### To do
Set the listing down unchanged, minus every embedded image.

Data records:
____________

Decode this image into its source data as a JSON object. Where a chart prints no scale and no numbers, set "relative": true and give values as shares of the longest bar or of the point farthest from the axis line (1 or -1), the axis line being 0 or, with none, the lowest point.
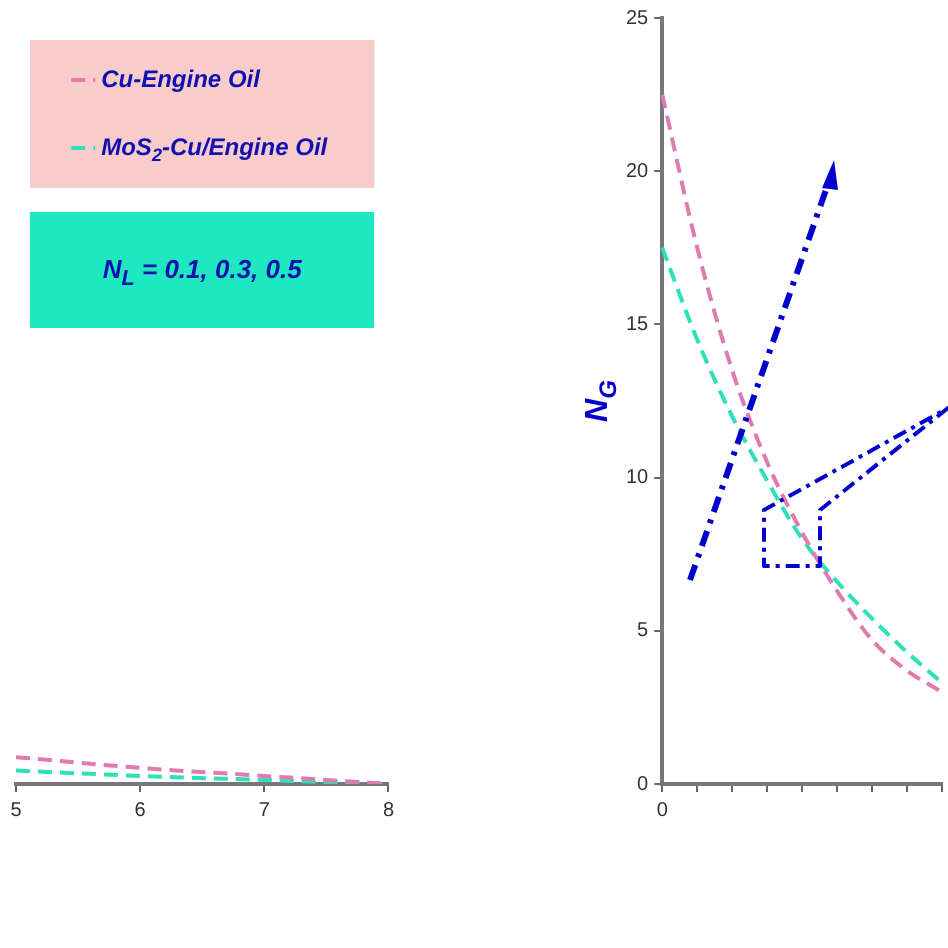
{
  "chart_data": [
    {
      "type": "line",
      "x": [
        5,
        6,
        7,
        8
      ],
      "xlim": [
        5,
        8
      ],
      "xticks": [
        5,
        6,
        7,
        8
      ],
      "relative": true,
      "tick_labels": "x",
      "grid": false,
      "legend": "top",
      "line_style": "dashed",
      "marker": "none",
      "annotations": [
        "N$_{L}$ = 0.1, 0.3, 0.5"
      ],
      "series": [
        {
          "name": "Cu-Engine Oil",
          "color": "#e07ab0",
          "values": [
            1,
            0.6,
            0.3,
            0
          ]
        },
        {
          "name": "MoS$_{2}$-Cu/Engine Oil",
          "color": "#2ee0b8",
          "values": [
            0.5,
            0.3,
            0.15,
            0
          ]
        }
      ]
    },
    {
      "type": "line",
      "categories": [
        "0",
        null,
        null,
        null,
        null,
        null,
        null,
        null,
        null
      ],
      "ylabel": "N$_{G}$",
      "ylim": [
        0,
        25
      ],
      "yticks": [
        0,
        5,
        10,
        15,
        20,
        25
      ],
      "grid": false,
      "legend": false,
      "line_style": "dashed",
      "marker": "none",
      "series": [
        {
          "color": "#e07ab0",
          "values": [
            22.5,
            17.5,
            13.5,
            10.5,
            8.2,
            6.3,
            4.7,
            3.7,
            3.0
          ]
        },
        {
          "color": "#2ee0b8",
          "values": [
            17.5,
            14.5,
            12.0,
            9.9,
            8.0,
            6.6,
            5.4,
            4.3,
            3.3
          ]
        }
      ]
    }
  ]
}
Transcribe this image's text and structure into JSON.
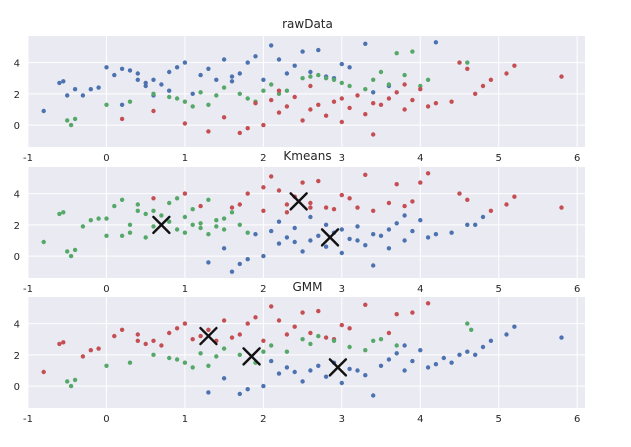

____________

### Final result
Decode this image into its source data as a JSON object. Where a chart prints no scale and no numbers, set "relative": true and give values as shares of the longest bar or of the point farthest from the axis line (1 or -1), the axis line being 0 or, with none, the lowest point.
{
  "chart_data": [
    {
      "type": "line",
      "x": [
        5,
        6,
        7,
        8
      ],
      "xlim": [
        5,
        8
      ],
      "xticks": [
        5,
        6,
        7,
        8
      ],
      "relative": true,
      "tick_labels": "x",
      "grid": false,
      "legend": "top",
      "line_style": "dashed",
      "marker": "none",
      "annotations": [
        "N$_{L}$ = 0.1, 0.3, 0.5"
      ],
      "series": [
        {
          "name": "Cu-Engine Oil",
          "color": "#e07ab0",
          "values": [
            1,
            0.6,
            0.3,
            0
          ]
        },
        {
          "name": "MoS$_{2}$-Cu/Engine Oil",
          "color": "#2ee0b8",
          "values": [
            0.5,
            0.3,
            0.15,
            0
          ]
        }
      ]
    },
    {
      "type": "line",
      "categories": [
        "0",
        null,
        null,
        null,
        null,
        null,
        null,
        null,
        null
      ],
      "ylabel": "N$_{G}$",
      "ylim": [
        0,
        25
      ],
      "yticks": [
        0,
        5,
        10,
        15,
        20,
        25
      ],
      "grid": false,
      "legend": false,
      "line_style": "dashed",
      "marker": "none",
      "series": [
        {
          "color": "#e07ab0",
          "values": [
            22.5,
            17.5,
            13.5,
            10.5,
            8.2,
            6.3,
            4.7,
            3.7,
            3.0
          ]
        },
        {
          "color": "#2ee0b8",
          "values": [
            17.5,
            14.5,
            12.0,
            9.9,
            8.0,
            6.6,
            5.4,
            4.3,
            3.3
          ]
        }
      ]
    }
  ]
}
Transcribe this image's text and structure into JSON.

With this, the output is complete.